Figure content listings:
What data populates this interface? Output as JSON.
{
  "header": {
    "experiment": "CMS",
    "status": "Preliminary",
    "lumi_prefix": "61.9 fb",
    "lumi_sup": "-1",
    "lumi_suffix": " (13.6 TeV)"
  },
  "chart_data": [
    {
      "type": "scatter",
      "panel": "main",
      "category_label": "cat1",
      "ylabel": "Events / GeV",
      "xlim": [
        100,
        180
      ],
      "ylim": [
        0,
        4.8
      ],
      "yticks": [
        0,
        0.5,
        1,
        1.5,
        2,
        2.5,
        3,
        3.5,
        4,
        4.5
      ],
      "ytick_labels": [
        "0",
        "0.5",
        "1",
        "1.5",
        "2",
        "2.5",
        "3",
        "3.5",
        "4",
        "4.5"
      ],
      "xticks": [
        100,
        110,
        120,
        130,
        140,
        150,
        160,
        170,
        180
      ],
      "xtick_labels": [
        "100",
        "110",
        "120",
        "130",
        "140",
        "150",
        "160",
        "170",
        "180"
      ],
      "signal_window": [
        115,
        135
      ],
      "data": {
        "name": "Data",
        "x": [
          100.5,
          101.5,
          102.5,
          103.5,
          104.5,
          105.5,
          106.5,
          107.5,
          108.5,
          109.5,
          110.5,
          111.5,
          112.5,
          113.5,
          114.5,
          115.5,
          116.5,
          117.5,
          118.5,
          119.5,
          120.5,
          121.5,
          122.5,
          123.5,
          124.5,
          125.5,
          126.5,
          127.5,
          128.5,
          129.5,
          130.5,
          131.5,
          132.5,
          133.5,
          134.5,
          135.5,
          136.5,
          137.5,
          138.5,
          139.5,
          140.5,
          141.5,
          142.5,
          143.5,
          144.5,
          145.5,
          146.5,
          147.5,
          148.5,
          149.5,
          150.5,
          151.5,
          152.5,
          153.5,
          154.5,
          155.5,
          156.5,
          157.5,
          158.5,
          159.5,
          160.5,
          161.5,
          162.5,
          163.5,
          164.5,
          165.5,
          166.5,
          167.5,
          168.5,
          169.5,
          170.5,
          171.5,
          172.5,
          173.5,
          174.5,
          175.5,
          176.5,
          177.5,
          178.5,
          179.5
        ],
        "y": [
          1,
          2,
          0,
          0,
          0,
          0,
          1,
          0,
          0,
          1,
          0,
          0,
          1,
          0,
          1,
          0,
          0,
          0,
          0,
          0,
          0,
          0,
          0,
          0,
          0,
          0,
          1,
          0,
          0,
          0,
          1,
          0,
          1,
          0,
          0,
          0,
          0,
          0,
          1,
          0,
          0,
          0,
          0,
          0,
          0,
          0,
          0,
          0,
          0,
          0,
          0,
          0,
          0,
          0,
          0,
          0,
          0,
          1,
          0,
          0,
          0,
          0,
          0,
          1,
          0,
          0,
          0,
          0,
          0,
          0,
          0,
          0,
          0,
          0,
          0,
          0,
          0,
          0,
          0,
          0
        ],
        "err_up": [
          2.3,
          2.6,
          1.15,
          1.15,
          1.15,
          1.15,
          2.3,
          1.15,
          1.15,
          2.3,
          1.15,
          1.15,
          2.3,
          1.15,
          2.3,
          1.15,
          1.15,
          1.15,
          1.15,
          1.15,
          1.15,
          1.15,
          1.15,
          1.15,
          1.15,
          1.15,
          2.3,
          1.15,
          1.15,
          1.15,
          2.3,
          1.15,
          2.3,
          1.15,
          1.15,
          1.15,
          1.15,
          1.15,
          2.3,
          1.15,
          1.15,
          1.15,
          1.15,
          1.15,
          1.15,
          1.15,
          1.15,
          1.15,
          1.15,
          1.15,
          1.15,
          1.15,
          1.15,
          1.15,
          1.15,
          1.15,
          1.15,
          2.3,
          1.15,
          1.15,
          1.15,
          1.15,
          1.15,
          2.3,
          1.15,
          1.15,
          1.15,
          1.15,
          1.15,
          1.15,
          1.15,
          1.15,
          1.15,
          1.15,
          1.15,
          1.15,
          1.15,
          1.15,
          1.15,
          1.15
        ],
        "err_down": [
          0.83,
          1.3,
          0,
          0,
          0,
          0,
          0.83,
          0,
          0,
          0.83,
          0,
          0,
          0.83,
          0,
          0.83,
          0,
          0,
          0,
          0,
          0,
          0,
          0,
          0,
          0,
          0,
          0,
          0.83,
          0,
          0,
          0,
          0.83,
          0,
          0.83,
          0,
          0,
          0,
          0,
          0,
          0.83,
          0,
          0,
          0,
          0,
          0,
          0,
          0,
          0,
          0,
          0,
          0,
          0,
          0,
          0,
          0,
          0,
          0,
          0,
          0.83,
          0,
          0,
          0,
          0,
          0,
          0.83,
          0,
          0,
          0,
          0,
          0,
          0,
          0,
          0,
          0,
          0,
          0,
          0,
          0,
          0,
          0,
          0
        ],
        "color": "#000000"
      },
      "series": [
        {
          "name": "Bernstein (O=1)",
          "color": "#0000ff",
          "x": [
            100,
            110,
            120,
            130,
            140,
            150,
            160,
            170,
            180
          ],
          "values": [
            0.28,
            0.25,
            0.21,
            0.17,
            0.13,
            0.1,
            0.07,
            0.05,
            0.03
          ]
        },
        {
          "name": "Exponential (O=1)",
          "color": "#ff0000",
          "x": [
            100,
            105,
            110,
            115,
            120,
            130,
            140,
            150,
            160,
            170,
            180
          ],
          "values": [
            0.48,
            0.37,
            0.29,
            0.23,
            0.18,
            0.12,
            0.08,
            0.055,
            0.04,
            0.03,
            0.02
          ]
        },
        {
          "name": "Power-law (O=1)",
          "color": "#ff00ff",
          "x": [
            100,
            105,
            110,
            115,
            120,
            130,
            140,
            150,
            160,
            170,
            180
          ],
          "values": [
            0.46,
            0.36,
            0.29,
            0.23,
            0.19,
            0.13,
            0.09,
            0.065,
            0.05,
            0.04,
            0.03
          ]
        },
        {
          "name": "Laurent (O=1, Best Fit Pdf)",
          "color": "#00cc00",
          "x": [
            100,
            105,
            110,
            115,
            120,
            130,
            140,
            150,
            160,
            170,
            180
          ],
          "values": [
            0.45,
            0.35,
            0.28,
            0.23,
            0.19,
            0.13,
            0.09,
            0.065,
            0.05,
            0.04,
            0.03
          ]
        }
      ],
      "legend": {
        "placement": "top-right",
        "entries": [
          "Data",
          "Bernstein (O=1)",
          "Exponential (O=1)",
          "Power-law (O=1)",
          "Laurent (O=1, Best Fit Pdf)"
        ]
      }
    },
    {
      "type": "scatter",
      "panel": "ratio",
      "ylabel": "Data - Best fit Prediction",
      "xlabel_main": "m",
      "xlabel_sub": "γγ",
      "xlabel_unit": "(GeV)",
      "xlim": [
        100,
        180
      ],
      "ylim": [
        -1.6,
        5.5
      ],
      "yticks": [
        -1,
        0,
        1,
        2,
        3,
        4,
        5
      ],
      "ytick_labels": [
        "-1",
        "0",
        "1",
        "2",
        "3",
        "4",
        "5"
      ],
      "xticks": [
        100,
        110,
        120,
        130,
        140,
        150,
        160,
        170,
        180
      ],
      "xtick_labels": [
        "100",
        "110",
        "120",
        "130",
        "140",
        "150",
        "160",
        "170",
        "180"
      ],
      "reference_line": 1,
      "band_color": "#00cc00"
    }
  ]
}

WHAT TO WORK ON: All of the lines above need to be given again exactly.

FINAL RESULT:
What data populates this interface? Output as JSON.
{
  "header": {
    "experiment": "CMS",
    "status": "Preliminary",
    "lumi_prefix": "61.9 fb",
    "lumi_sup": "-1",
    "lumi_suffix": " (13.6 TeV)"
  },
  "chart_data": [
    {
      "type": "scatter",
      "panel": "main",
      "category_label": "cat1",
      "ylabel": "Events / GeV",
      "xlim": [
        100,
        180
      ],
      "ylim": [
        0,
        4.8
      ],
      "yticks": [
        0,
        0.5,
        1,
        1.5,
        2,
        2.5,
        3,
        3.5,
        4,
        4.5
      ],
      "ytick_labels": [
        "0",
        "0.5",
        "1",
        "1.5",
        "2",
        "2.5",
        "3",
        "3.5",
        "4",
        "4.5"
      ],
      "xticks": [
        100,
        110,
        120,
        130,
        140,
        150,
        160,
        170,
        180
      ],
      "xtick_labels": [
        "100",
        "110",
        "120",
        "130",
        "140",
        "150",
        "160",
        "170",
        "180"
      ],
      "signal_window": [
        115,
        135
      ],
      "data": {
        "name": "Data",
        "x": [
          100.5,
          101.5,
          102.5,
          103.5,
          104.5,
          105.5,
          106.5,
          107.5,
          108.5,
          109.5,
          110.5,
          111.5,
          112.5,
          113.5,
          114.5,
          115.5,
          116.5,
          117.5,
          118.5,
          119.5,
          120.5,
          121.5,
          122.5,
          123.5,
          124.5,
          125.5,
          126.5,
          127.5,
          128.5,
          129.5,
          130.5,
          131.5,
          132.5,
          133.5,
          134.5,
          135.5,
          136.5,
          137.5,
          138.5,
          139.5,
          140.5,
          141.5,
          142.5,
          143.5,
          144.5,
          145.5,
          146.5,
          147.5,
          148.5,
          149.5,
          150.5,
          151.5,
          152.5,
          153.5,
          154.5,
          155.5,
          156.5,
          157.5,
          158.5,
          159.5,
          160.5,
          161.5,
          162.5,
          163.5,
          164.5,
          165.5,
          166.5,
          167.5,
          168.5,
          169.5,
          170.5,
          171.5,
          172.5,
          173.5,
          174.5,
          175.5,
          176.5,
          177.5,
          178.5,
          179.5
        ],
        "y": [
          1,
          2,
          0,
          0,
          0,
          0,
          1,
          0,
          0,
          1,
          0,
          0,
          1,
          0,
          1,
          0,
          0,
          0,
          0,
          0,
          0,
          0,
          0,
          0,
          0,
          0,
          1,
          0,
          0,
          0,
          1,
          0,
          1,
          0,
          0,
          0,
          0,
          0,
          1,
          0,
          0,
          0,
          0,
          0,
          0,
          0,
          0,
          0,
          0,
          0,
          0,
          0,
          0,
          0,
          0,
          0,
          0,
          1,
          0,
          0,
          0,
          0,
          0,
          1,
          0,
          0,
          0,
          0,
          0,
          0,
          0,
          0,
          0,
          0,
          0,
          0,
          0,
          0,
          0,
          0
        ],
        "err_up": [
          2.3,
          2.6,
          1.15,
          1.15,
          1.15,
          1.15,
          2.3,
          1.15,
          1.15,
          2.3,
          1.15,
          1.15,
          2.3,
          1.15,
          2.3,
          1.15,
          1.15,
          1.15,
          1.15,
          1.15,
          1.15,
          1.15,
          1.15,
          1.15,
          1.15,
          1.15,
          2.3,
          1.15,
          1.15,
          1.15,
          2.3,
          1.15,
          2.3,
          1.15,
          1.15,
          1.15,
          1.15,
          1.15,
          2.3,
          1.15,
          1.15,
          1.15,
          1.15,
          1.15,
          1.15,
          1.15,
          1.15,
          1.15,
          1.15,
          1.15,
          1.15,
          1.15,
          1.15,
          1.15,
          1.15,
          1.15,
          1.15,
          2.3,
          1.15,
          1.15,
          1.15,
          1.15,
          1.15,
          2.3,
          1.15,
          1.15,
          1.15,
          1.15,
          1.15,
          1.15,
          1.15,
          1.15,
          1.15,
          1.15,
          1.15,
          1.15,
          1.15,
          1.15,
          1.15,
          1.15
        ],
        "err_down": [
          0.83,
          1.3,
          0,
          0,
          0,
          0,
          0.83,
          0,
          0,
          0.83,
          0,
          0,
          0.83,
          0,
          0.83,
          0,
          0,
          0,
          0,
          0,
          0,
          0,
          0,
          0,
          0,
          0,
          0.83,
          0,
          0,
          0,
          0.83,
          0,
          0.83,
          0,
          0,
          0,
          0,
          0,
          0.83,
          0,
          0,
          0,
          0,
          0,
          0,
          0,
          0,
          0,
          0,
          0,
          0,
          0,
          0,
          0,
          0,
          0,
          0,
          0.83,
          0,
          0,
          0,
          0,
          0,
          0.83,
          0,
          0,
          0,
          0,
          0,
          0,
          0,
          0,
          0,
          0,
          0,
          0,
          0,
          0,
          0,
          0
        ],
        "color": "#000000"
      },
      "series": [
        {
          "name": "Bernstein (O=1)",
          "color": "#0000ff",
          "x": [
            100,
            110,
            120,
            130,
            140,
            150,
            160,
            170,
            180
          ],
          "values": [
            0.28,
            0.25,
            0.21,
            0.17,
            0.13,
            0.1,
            0.07,
            0.05,
            0.03
          ]
        },
        {
          "name": "Exponential (O=1)",
          "color": "#ff0000",
          "x": [
            100,
            105,
            110,
            115,
            120,
            130,
            140,
            150,
            160,
            170,
            180
          ],
          "values": [
            0.48,
            0.37,
            0.29,
            0.23,
            0.18,
            0.12,
            0.08,
            0.055,
            0.04,
            0.03,
            0.02
          ]
        },
        {
          "name": "Power-law (O=1)",
          "color": "#ff00ff",
          "x": [
            100,
            105,
            110,
            115,
            120,
            130,
            140,
            150,
            160,
            170,
            180
          ],
          "values": [
            0.46,
            0.36,
            0.29,
            0.23,
            0.19,
            0.13,
            0.09,
            0.065,
            0.05,
            0.04,
            0.03
          ]
        },
        {
          "name": "Laurent (O=1, Best Fit Pdf)",
          "color": "#00cc00",
          "x": [
            100,
            105,
            110,
            115,
            120,
            130,
            140,
            150,
            160,
            170,
            180
          ],
          "values": [
            0.45,
            0.35,
            0.28,
            0.23,
            0.19,
            0.13,
            0.09,
            0.065,
            0.05,
            0.04,
            0.03
          ]
        }
      ],
      "legend": {
        "placement": "top-right",
        "entries": [
          "Data",
          "Bernstein (O=1)",
          "Exponential (O=1)",
          "Power-law (O=1)",
          "Laurent (O=1, Best Fit Pdf)"
        ]
      }
    },
    {
      "type": "scatter",
      "panel": "ratio",
      "ylabel": "Data - Best fit Prediction",
      "xlabel_main": "m",
      "xlabel_sub": "γγ",
      "xlabel_unit": "(GeV)",
      "xlim": [
        100,
        180
      ],
      "ylim": [
        -1.6,
        5.5
      ],
      "yticks": [
        -1,
        0,
        1,
        2,
        3,
        4,
        5
      ],
      "ytick_labels": [
        "-1",
        "0",
        "1",
        "2",
        "3",
        "4",
        "5"
      ],
      "xticks": [
        100,
        110,
        120,
        130,
        140,
        150,
        160,
        170,
        180
      ],
      "xtick_labels": [
        "100",
        "110",
        "120",
        "130",
        "140",
        "150",
        "160",
        "170",
        "180"
      ],
      "reference_line": 1,
      "band_color": "#00cc00"
    }
  ]
}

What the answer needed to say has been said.